>>>

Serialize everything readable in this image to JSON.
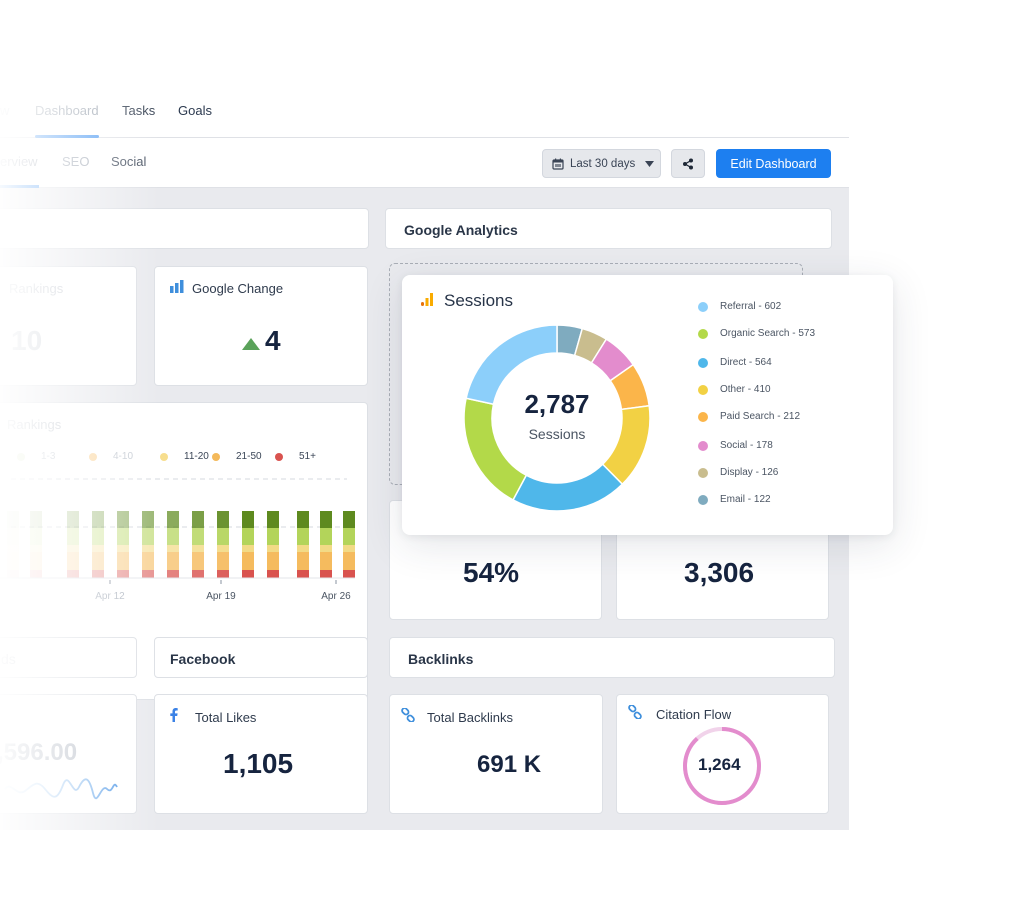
{
  "nav": {
    "tabs": [
      {
        "label": "w"
      },
      {
        "label": "Dashboard"
      },
      {
        "label": "Tasks"
      },
      {
        "label": "Goals"
      }
    ]
  },
  "subnav": {
    "tabs": [
      {
        "label": "erview"
      },
      {
        "label": "SEO"
      },
      {
        "label": "Social"
      }
    ],
    "date_range": "Last 30 days",
    "edit_label": "Edit Dashboard"
  },
  "sections": {
    "google_analytics": "Google Analytics",
    "facebook": "Facebook",
    "backlinks": "Backlinks",
    "left_partial": "ds"
  },
  "widgets": {
    "rankings_label": "Rankings",
    "rankings_value": "10",
    "google_change_label": "Google Change",
    "google_change_value": "4",
    "rank_chart_label": "Rankings",
    "bounce_value": "54%",
    "pageviews_value": "3,306",
    "revenue_value": ",596.00",
    "total_likes_label": "Total Likes",
    "total_likes_value": "1,105",
    "total_backlinks_label": "Total Backlinks",
    "total_backlinks_value": "691 K",
    "citation_flow_label": "Citation Flow",
    "citation_flow_value": "1,264"
  },
  "rank_legend": [
    {
      "label": "1-3",
      "color": "#e5efd3"
    },
    {
      "label": "4-10",
      "color": "#fbd9a6"
    },
    {
      "label": "11-20",
      "color": "#f7de8e"
    },
    {
      "label": "21-50",
      "color": "#f4b95a"
    },
    {
      "label": "51+",
      "color": "#d9534f"
    }
  ],
  "rank_axis": [
    "Apr 12",
    "Apr 19",
    "Apr 26"
  ],
  "sessions": {
    "title": "Sessions",
    "total": "2,787",
    "total_label": "Sessions"
  },
  "chart_data": {
    "type": "pie",
    "title": "Sessions",
    "center_value": "2,787",
    "center_label": "Sessions",
    "categories": [
      "Referral",
      "Organic Search",
      "Direct",
      "Other",
      "Paid Search",
      "Social",
      "Display",
      "Email"
    ],
    "values": [
      602,
      573,
      564,
      410,
      212,
      178,
      126,
      122
    ],
    "colors": [
      "#8ccffa",
      "#b3d949",
      "#4fb7ea",
      "#f2d144",
      "#fbb54a",
      "#e38ccd",
      "#c9bd8e",
      "#7fabbf"
    ],
    "legend_labels": [
      "Referral - 602",
      "Organic Search - 573",
      "Direct - 564",
      "Other - 410",
      "Paid Search - 212",
      "Social - 178",
      "Display - 126",
      "Email - 122"
    ],
    "legend": "right"
  },
  "colors": {
    "accent": "#1d7ff0",
    "positive": "#5aa25a",
    "citation_ring": "#e38ccd"
  }
}
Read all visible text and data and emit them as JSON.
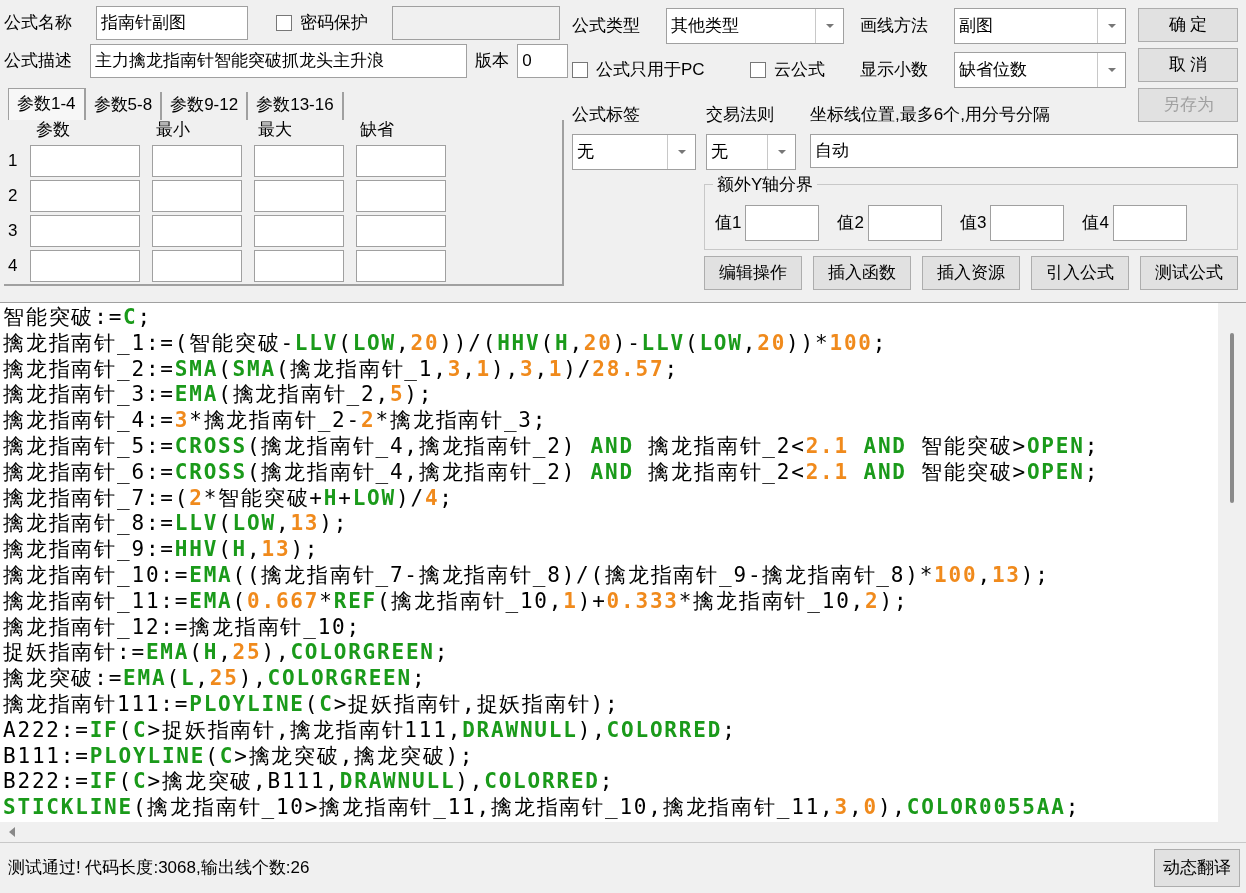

<<<

» WRITTEN INSTRUCTION:
Retype the whole listing, keeping every line identical and omitting all pictures.

» COMPLETE OUTPUT:
Serialize everything readable in this image to JSON.
{
  "nav": {
    "tabs": [
      {
        "label": "w"
      },
      {
        "label": "Dashboard"
      },
      {
        "label": "Tasks"
      },
      {
        "label": "Goals"
      }
    ]
  },
  "subnav": {
    "tabs": [
      {
        "label": "erview"
      },
      {
        "label": "SEO"
      },
      {
        "label": "Social"
      }
    ],
    "date_range": "Last 30 days",
    "edit_label": "Edit Dashboard"
  },
  "sections": {
    "google_analytics": "Google Analytics",
    "facebook": "Facebook",
    "backlinks": "Backlinks",
    "left_partial": "ds"
  },
  "widgets": {
    "rankings_label": "Rankings",
    "rankings_value": "10",
    "google_change_label": "Google Change",
    "google_change_value": "4",
    "rank_chart_label": "Rankings",
    "bounce_value": "54%",
    "pageviews_value": "3,306",
    "revenue_value": ",596.00",
    "total_likes_label": "Total Likes",
    "total_likes_value": "1,105",
    "total_backlinks_label": "Total Backlinks",
    "total_backlinks_value": "691 K",
    "citation_flow_label": "Citation Flow",
    "citation_flow_value": "1,264"
  },
  "rank_legend": [
    {
      "label": "1-3",
      "color": "#e5efd3"
    },
    {
      "label": "4-10",
      "color": "#fbd9a6"
    },
    {
      "label": "11-20",
      "color": "#f7de8e"
    },
    {
      "label": "21-50",
      "color": "#f4b95a"
    },
    {
      "label": "51+",
      "color": "#d9534f"
    }
  ],
  "rank_axis": [
    "Apr 12",
    "Apr 19",
    "Apr 26"
  ],
  "sessions": {
    "title": "Sessions",
    "total": "2,787",
    "total_label": "Sessions"
  },
  "chart_data": {
    "type": "pie",
    "title": "Sessions",
    "center_value": "2,787",
    "center_label": "Sessions",
    "categories": [
      "Referral",
      "Organic Search",
      "Direct",
      "Other",
      "Paid Search",
      "Social",
      "Display",
      "Email"
    ],
    "values": [
      602,
      573,
      564,
      410,
      212,
      178,
      126,
      122
    ],
    "colors": [
      "#8ccffa",
      "#b3d949",
      "#4fb7ea",
      "#f2d144",
      "#fbb54a",
      "#e38ccd",
      "#c9bd8e",
      "#7fabbf"
    ],
    "legend_labels": [
      "Referral - 602",
      "Organic Search - 573",
      "Direct - 564",
      "Other - 410",
      "Paid Search - 212",
      "Social - 178",
      "Display - 126",
      "Email - 122"
    ],
    "legend": "right"
  },
  "colors": {
    "accent": "#1d7ff0",
    "positive": "#5aa25a",
    "citation_ring": "#e38ccd"
  }
}
Read all visible text and data and emit them as JSON.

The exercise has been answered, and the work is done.